**Exercise materials**
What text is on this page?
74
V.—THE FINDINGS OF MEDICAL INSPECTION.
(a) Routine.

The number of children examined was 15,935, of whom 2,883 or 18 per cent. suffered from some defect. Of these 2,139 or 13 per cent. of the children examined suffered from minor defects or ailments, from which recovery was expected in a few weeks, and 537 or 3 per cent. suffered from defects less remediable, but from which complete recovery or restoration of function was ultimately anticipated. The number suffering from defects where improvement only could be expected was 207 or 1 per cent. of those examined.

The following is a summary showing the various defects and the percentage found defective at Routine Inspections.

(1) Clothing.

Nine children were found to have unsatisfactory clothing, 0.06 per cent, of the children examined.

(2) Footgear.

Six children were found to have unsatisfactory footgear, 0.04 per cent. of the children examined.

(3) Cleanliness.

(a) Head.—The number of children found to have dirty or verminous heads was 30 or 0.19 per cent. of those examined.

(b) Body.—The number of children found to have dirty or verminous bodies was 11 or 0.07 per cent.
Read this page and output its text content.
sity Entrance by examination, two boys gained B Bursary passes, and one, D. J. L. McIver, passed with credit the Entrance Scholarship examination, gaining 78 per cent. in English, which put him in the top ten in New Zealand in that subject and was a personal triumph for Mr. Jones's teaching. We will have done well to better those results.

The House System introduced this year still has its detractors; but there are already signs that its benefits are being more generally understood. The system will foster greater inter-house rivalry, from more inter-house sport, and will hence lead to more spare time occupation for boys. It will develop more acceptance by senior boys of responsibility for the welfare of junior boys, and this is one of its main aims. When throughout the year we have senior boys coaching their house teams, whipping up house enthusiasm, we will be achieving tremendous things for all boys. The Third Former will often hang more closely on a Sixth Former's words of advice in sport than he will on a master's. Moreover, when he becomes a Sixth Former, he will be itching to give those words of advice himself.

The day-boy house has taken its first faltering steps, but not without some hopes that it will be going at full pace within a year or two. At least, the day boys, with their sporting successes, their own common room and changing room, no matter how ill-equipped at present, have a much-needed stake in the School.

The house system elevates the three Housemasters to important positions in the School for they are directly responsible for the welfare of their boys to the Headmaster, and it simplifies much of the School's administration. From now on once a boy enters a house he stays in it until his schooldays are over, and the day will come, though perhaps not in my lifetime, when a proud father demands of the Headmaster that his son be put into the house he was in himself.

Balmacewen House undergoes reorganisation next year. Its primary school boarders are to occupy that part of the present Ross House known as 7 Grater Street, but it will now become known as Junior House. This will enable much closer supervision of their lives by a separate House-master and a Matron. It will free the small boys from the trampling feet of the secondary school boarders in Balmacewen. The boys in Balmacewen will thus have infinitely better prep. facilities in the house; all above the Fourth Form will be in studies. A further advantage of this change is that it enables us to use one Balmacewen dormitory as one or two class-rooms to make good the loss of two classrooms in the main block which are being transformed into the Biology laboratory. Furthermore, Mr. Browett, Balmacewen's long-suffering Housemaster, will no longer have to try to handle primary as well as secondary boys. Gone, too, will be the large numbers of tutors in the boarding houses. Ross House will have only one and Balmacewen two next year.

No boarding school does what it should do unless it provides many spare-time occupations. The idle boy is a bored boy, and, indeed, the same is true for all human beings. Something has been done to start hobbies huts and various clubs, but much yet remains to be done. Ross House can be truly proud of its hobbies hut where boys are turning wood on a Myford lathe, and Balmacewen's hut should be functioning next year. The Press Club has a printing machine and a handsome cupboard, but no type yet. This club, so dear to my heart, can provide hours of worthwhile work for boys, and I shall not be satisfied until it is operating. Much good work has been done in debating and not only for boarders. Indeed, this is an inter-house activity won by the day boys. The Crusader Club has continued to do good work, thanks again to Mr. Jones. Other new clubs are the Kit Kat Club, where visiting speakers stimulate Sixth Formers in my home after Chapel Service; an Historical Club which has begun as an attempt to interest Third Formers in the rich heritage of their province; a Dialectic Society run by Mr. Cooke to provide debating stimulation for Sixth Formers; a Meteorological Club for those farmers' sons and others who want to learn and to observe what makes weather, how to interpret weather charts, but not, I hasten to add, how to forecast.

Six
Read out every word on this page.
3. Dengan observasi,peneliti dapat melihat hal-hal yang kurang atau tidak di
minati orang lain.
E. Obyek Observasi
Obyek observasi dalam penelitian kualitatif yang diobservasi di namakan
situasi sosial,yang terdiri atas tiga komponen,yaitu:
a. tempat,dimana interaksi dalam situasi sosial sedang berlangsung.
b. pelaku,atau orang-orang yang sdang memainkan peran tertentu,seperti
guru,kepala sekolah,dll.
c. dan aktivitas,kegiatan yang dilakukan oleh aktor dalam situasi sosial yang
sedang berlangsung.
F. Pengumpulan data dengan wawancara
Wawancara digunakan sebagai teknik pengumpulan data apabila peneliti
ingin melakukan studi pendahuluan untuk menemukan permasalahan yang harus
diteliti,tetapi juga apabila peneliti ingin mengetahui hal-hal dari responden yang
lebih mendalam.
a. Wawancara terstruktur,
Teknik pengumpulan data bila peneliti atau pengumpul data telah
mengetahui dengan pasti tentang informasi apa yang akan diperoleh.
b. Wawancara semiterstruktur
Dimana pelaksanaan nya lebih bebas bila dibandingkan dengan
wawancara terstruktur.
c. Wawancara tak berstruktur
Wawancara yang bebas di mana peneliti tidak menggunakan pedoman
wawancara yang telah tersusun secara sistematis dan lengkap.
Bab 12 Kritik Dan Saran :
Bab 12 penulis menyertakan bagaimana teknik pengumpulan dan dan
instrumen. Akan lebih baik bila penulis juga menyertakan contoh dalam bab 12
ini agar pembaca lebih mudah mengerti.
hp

**Given request**
Only lines with the string "berlangsung" belong in your answer; copy each one.

**The answer**
a. tempat,dimana interaksi dalam situasi sosial sedang berlangsung.
sedang berlangsung.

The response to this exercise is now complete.